##### RECORDS PROVIDED #####

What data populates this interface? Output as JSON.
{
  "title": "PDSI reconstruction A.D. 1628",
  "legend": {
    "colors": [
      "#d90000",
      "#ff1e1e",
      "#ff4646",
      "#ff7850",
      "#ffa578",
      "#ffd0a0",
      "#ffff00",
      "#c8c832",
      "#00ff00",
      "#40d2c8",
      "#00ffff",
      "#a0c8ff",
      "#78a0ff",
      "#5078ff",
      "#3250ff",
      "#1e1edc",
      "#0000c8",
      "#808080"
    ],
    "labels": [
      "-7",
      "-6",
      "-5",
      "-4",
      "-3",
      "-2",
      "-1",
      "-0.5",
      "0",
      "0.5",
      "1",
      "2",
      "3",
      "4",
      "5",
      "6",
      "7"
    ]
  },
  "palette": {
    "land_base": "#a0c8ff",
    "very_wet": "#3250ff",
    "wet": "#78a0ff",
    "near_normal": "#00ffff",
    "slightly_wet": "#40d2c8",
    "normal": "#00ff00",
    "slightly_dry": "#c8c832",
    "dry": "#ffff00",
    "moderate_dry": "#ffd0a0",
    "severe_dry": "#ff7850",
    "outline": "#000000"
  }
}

#####

DESCRIPTION OF THE TASK: Output all of the data again. Match it exactly.

RESULT FOR THIS EXERCISE:
What data populates this interface? Output as JSON.
{
  "title": "PDSI reconstruction A.D. 1628",
  "legend": {
    "colors": [
      "#d90000",
      "#ff1e1e",
      "#ff4646",
      "#ff7850",
      "#ffa578",
      "#ffd0a0",
      "#ffff00",
      "#c8c832",
      "#00ff00",
      "#40d2c8",
      "#00ffff",
      "#a0c8ff",
      "#78a0ff",
      "#5078ff",
      "#3250ff",
      "#1e1edc",
      "#0000c8",
      "#808080"
    ],
    "labels": [
      "-7",
      "-6",
      "-5",
      "-4",
      "-3",
      "-2",
      "-1",
      "-0.5",
      "0",
      "0.5",
      "1",
      "2",
      "3",
      "4",
      "5",
      "6",
      "7"
    ]
  },
  "palette": {
    "land_base": "#a0c8ff",
    "very_wet": "#3250ff",
    "wet": "#78a0ff",
    "near_normal": "#00ffff",
    "slightly_wet": "#40d2c8",
    "normal": "#00ff00",
    "slightly_dry": "#c8c832",
    "dry": "#ffff00",
    "moderate_dry": "#ffd0a0",
    "severe_dry": "#ff7850",
    "outline": "#000000"
  }
}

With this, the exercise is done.